## The problem
Select from the records below every line that has the word "leurs" in it.

## Raw data
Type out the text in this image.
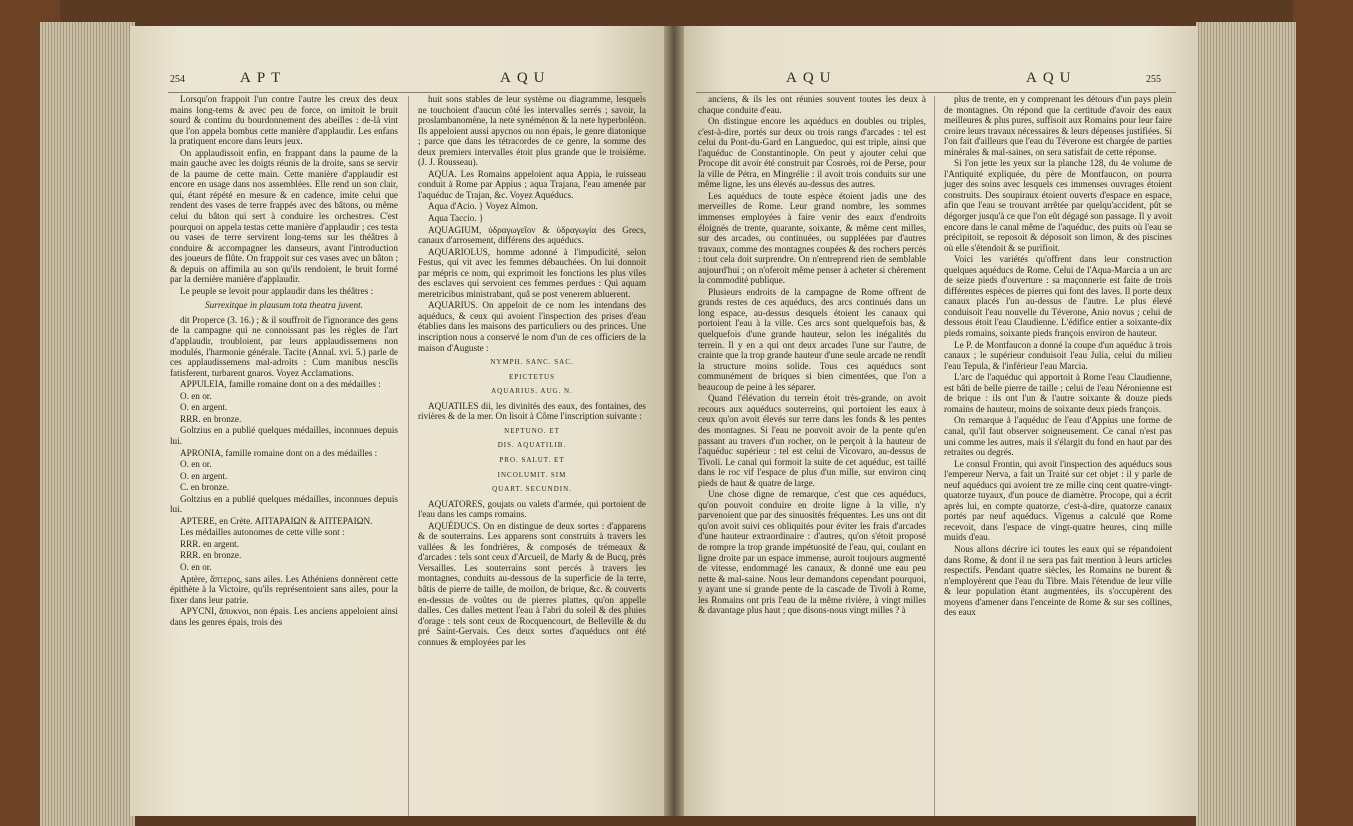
254	APT	AQU

Lorsqu'on frappoit l'un contre l'autre les creux des deux mains long-tems & avec peu de force, on imitoit le bruit sourd & continu du bourdonnement des abeilles : de-là vint que l'on appela bombus cette manière d'applaudir. Les enfans la pratiquent encore dans leurs jeux.

On applaudissoit enfin, en frappant dans la paume de la main gauche avec les doigts réunis de la droite, sans se servir de la paume de cette main. Cette manière d'applaudir est encore en usage dans nos assemblées. Elle rend un son clair, qui, étant répété en mesure & en cadence, imite celui que rendent des vases de terre frappés avec des bâtons, ou même celui du bâton qui sert à conduire les orchestres. C'est pourquoi on appela testas cette manière d'applaudir ; ces testa ou vases de terre servirent long-tems sur les théâtres à conduire & accompagner les danseurs, avant l'introduction des joueurs de flûte. On frappoit sur ces vases avec un bâton ; & depuis on affimila au son qu'ils rendoient, le bruit formé par la dernière manière d'applaudir.

Le peuple se levoit pour applaudir dans les théâtres :

Surrexitque in plausum tota theatra juvent.

dit Properce (3. 16.) ; & il souffroit de l'ignorance des gens de la campagne qui ne connoissant pas les règles de l'art d'applaudir, troubloient, par leurs applaudissemens non modulés, l'harmonie générale. Tacite (Annal. xvi. 5.) parle de ces applaudissemens mal-adroits : Cum manibus nescîis fatisferent, turbarent gnaros. Voyez Acclamations.

APPULEIA, famille romaine dont on a des médailles :

O. en or.

O. en argent.

RRR. en bronze.

Goltzius en a publié quelques médailles, inconnues depuis lui.

APRONIA, famille romaine dont on a des médailles :

O. en or.

O. en argent.

C. en bronze.

Goltzius en a publié quelques médailles, inconnues depuis lui.

APTERE, en Crète. ΑΠΤΑΡΑΙΩΝ & ΑΠΤΕΡΑΙΩΝ.

Les médailles autonomes de cette ville sont :

RRR. en argent.

RRR. en bronze.

O. en or.

Aptère, ἄπτερος, sans ailes. Les Athéniens donnèrent cette épithète à la Victoire, qu'ils représentoient sans ailes, pour la fixer dans leur patrie.

APYCNI, ἄπυκνοι, non épais. Les anciens appeloient ainsi dans les genres épais, trois des

huit sons stables de leur système ou diagramme, lesquels ne touchoient d'aucun côté les intervalles serrés ; savoir, la proslambanomène, la nete synéménon & la nete hyperboléon. Ils appeloient aussi apycnos ou non épais, le genre diatonique ; parce que dans les tétracordes de ce genre, la somme des deux premiers intervalles étoit plus grande que le troisième. (J. J. Rousseau).

AQUA. Les Romains appeloient aqua Appia, le ruisseau conduit à Rome par Appius ; aqua Trajana, l'eau amenée par l'aquéduc de Trajan, &c. Voyez Aquéducs.

Aqua d'Acio. } Voyez Almon.

Aqua Taccio. }

AQUAGIUM, ὑδραγωγεῖον & ὑδραγωγία des Grecs, canaux d'arrosement, différens des aquéducs.

AQUARIOLUS, homme adonné à l'impudicité, selon Festus, qui vit avec les femmes débauchées. On lui donnoit par mépris ce nom, qui exprimoit les fonctions les plus viles des esclaves qui servoient ces femmes perdues : Qui aquam meretricibus ministrabant, quâ se post venerem abluerent.

AQUARIUS. On appeloit de ce nom les intendans des aquéducs, & ceux qui avoient l'inspection des prises d'eau établies dans les maisons des particuliers ou des princes. Une inscription nous a conservé le nom d'un de ces officiers de la maison d'Auguste :

NYMPH. SANC. SAC.

EPICTETUS

AQUARIUS. AUG. N.

AQUATILES dii, les divinités des eaux, des fontaines, des rivières & de la mer. On lisoit à Côme l'inscription suivante :

NEPTUNO. ET

DIS. AQUATILIB.

PRO. SALUT. ET

INCOLUMIT. SIM

QUART. SECUNDIN.

AQUATORES, goujats ou valets d'armée, qui portoient de l'eau dans les camps romains.

AQUÉDUCS. On en distingue de deux sortes : d'apparens & de souterrains. Les apparens sont construits à travers les vallées & les fondrières, & composés de trémeaux & d'arcades : tels sont ceux d'Arcueil, de Marly & de Bucq, près Versailles. Les souterrains sont percés à travers les montagnes, conduits au-dessous de la superficie de la terre, bâtis de pierre de taille, de moilon, de brique, &c. & couverts en-dessus de voûtes ou de pierres plattes, qu'on appelle dalles. Ces dalles mettent l'eau à l'abri du soleil & des pluies d'orage : tels sont ceux de Rocquencourt, de Belleville & du pré Saint-Gervais. Ces deux sortes d'aquéducs ont été connues & employées par les

AQU	AQU	255

anciens, & ils les ont réunies souvent toutes les deux à chaque conduite d'eau.

On distingue encore les aquéducs en doubles ou triples, c'est-à-dire, portés sur deux ou trois rangs d'arcades : tel est celui du Pont-du-Gard en Languedoc, qui est triple, ainsi que l'aquéduc de Constantinople. On peut y ajouter celui que Procope dit avoir été construit par Cosroès, roi de Perse, pour la ville de Pétra, en Mingrélie : il avoit trois conduits sur une même ligne, les uns élevés au-dessus des autres.

Les aquéducs de toute espèce étoient jadis une des merveilles de Rome. Leur grand nombre, les sommes immenses employées à faire venir des eaux d'endroits éloignés de trente, quarante, soixante, & même cent milles, sur des arcades, ou continuées, ou suppléées par d'autres travaux, comme des montagnes coupées & des rochers percés : tout cela doit surprendre. On n'entreprend rien de semblable aujourd'hui ; on n'oferoit même penser à acheter si chèrement la commodité publique.

Plusieurs endroits de la campagne de Rome offrent de grands restes de ces aquéducs, des arcs continués dans un long espace, au-dessus desquels étoient les canaux qui portoient l'eau à la ville. Ces arcs sont quelquefois bas, & quelquefois d'une grande hauteur, selon les inégalités du terrein. Il y en a qui ont deux arcades l'une sur l'autre, de crainte que la trop grande hauteur d'une seule arcade ne rendît la structure moins solide. Tous ces aquéducs sont communément de briques si bien cimentées, que l'on a beaucoup de peine à les séparer.

Quand l'élévation du terrein étoit très-grande, on avoit recours aux aquéducs souterreins, qui portoient les eaux à ceux qu'on avoit élevés sur terre dans les fonds & les pentes des montagnes. Si l'eau ne pouvoit avoir de la pente qu'en passant au travers d'un rocher, on le perçoit à la hauteur de l'aquéduc supérieur : tel est celui de Vicovaro, au-dessus de Tivoli. Le canal qui formoit la suite de cet aquéduc, est taillé dans le roc vif l'espace de plus d'un mille, sur environ cinq pieds de haut & quatre de large.

Une chose digne de remarque, c'est que ces aquéducs, qu'on pouvoit conduire en droite ligne à la ville, n'y parvenoient que par des sinuosités fréquentes. Les uns ont dit qu'on avoit suivi ces obliquités pour éviter les frais d'arcades d'une hauteur extraordinaire : d'autres, qu'on s'étoit proposé de rompre la trop grande impétuosité de l'eau, qui, coulant en ligne droite par un espace immense, auroit toujours augmenté de vitesse, endommagé les canaux, & donné une eau peu nette & mal-saine. Nous leur demandons cependant pourquoi, y ayant une si grande pente de la cascade de Tivoli à Rome, les Romains ont pris l'eau de la même rivière, à vingt milles & davantage plus haut ; que disons-nous vingt milles ? à

plus de trente, en y comprenant les détours d'un pays plein de montagnes. On répond que la certitude d'avoir des eaux meilleures & plus pures, suffisoit aux Romains pour leur faire croire leurs travaux nécessaires & leurs dépenses justifiées. Si l'on fait d'ailleurs que l'eau du Téverone est chargée de parties minérales & mal-saines, on sera satisfait de cette réponse.

Si l'on jette les yeux sur la planche 128, du 4e volume de l'Antiquité expliquée, du père de Montfaucon, on pourra juger des soins avec lesquels ces immenses ouvrages étoient construits. Des soupiraux étoient ouverts d'espace en espace, afin que l'eau se trouvant arrêtée par quelqu'accident, pût se dégorger jusqu'à ce que l'on eût dégagé son passage. Il y avoit encore dans le canal même de l'aquéduc, des puits où l'eau se précipitoit, se reposoit & déposoit son limon, & des piscines où elle s'étendoit & se purifioit.

Voici les variétés qu'offrent dans leur construction quelques aquéducs de Rome. Celui de l'Aqua-Marcia a un arc de seize pieds d'ouverture : sa maçonnerie est faite de trois différentes espèces de pierres qui font des laves. Il porte deux canaux placés l'un au-dessus de l'autre. Le plus élevé conduisoit l'eau nouvelle du Téverone, Anio novus ; celui de dessous étoit l'eau Claudienne. L'édifice entier a soixante-dix pieds romains, soixante pieds françois environ de hauteur.

Le P. de Montfaucon a donné la coupe d'un aquéduc à trois canaux ; le supérieur conduisoit l'eau Julia, celui du milieu l'eau Tepula, & l'inférieur l'eau Marcia.

L'arc de l'aquéduc qui apportoit à Rome l'eau Claudienne, est bâti de belle pierre de taille ; celui de l'eau Néronienne est de brique : ils ont l'un & l'autre soixante & douze pieds romains de hauteur, moins de soixante deux pieds françois.

On remarque à l'aquéduc de l'eau d'Appius une forme de canal, qu'il faut observer soigneusement. Ce canal n'est pas uni comme les autres, mais il s'élargit du fond en haut par des retraites ou degrés.

Le consul Frontin, qui avoit l'inspection des aquéducs sous l'empereur Nerva, a fait un Traité sur cet objet : il y parle de neuf aquéducs qui avoient tre ze mille cinq cent quatre-vingt-quatorze tuyaux, d'un pouce de diamètre. Procope, qui a écrit après lui, en compte quatorze, c'est-à-dire, quatorze canaux portés par neuf aquéducs. Vigenus a calculé que Rome recevoit, dans l'espace de vingt-quatre heures, cinq mille muids d'eau.

Nous allons décrire ici toutes les eaux qui se répandoient dans Rome, & dont il ne sera pas fait mention à leurs articles respectifs. Pendant quatre siècles, les Romains ne burent & n'employèrent que l'eau du Tibre. Mais l'étendue de leur ville & leur population étant augmentées, ils s'occupèrent des moyens d'amener dans l'enceinte de Rome & sur ses collines, des eaux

## The result
Lorsqu'on frappoit l'un contre l'autre les creux des deux mains long-tems & avec peu de force, on imitoit le bruit sourd & continu du bourdonnement des abeilles : de-là vint que l'on appela bombus cette manière d'applaudir. Les enfans la pratiquent encore dans leurs jeux.
dit Properce (3. 16.) ; & il souffroit de l'ignorance des gens de la campagne qui ne connoissant pas les règles de l'art d'applaudir, troubloient, par leurs applaudissemens non modulés, l'harmonie générale. Tacite (Annal. xvi. 5.) parle de ces applaudissemens mal-adroits : Cum manibus nescîis fatisferent, turbarent gnaros. Voyez Acclamations.
plus de trente, en y comprenant les détours d'un pays plein de montagnes. On répond que la certitude d'avoir des eaux meilleures & plus pures, suffisoit aux Romains pour leur faire croire leurs travaux nécessaires & leurs dépenses justifiées. Si l'on fait d'ailleurs que l'eau du Téverone est chargée de parties minérales & mal-saines, on sera satisfait de cette réponse.
Nous allons décrire ici toutes les eaux qui se répandoient dans Rome, & dont il ne sera pas fait mention à leurs articles respectifs. Pendant quatre siècles, les Romains ne burent & n'employèrent que l'eau du Tibre. Mais l'étendue de leur ville & leur population étant augmentées, ils s'occupèrent des moyens d'amener dans l'enceinte de Rome & sur ses collines, des eaux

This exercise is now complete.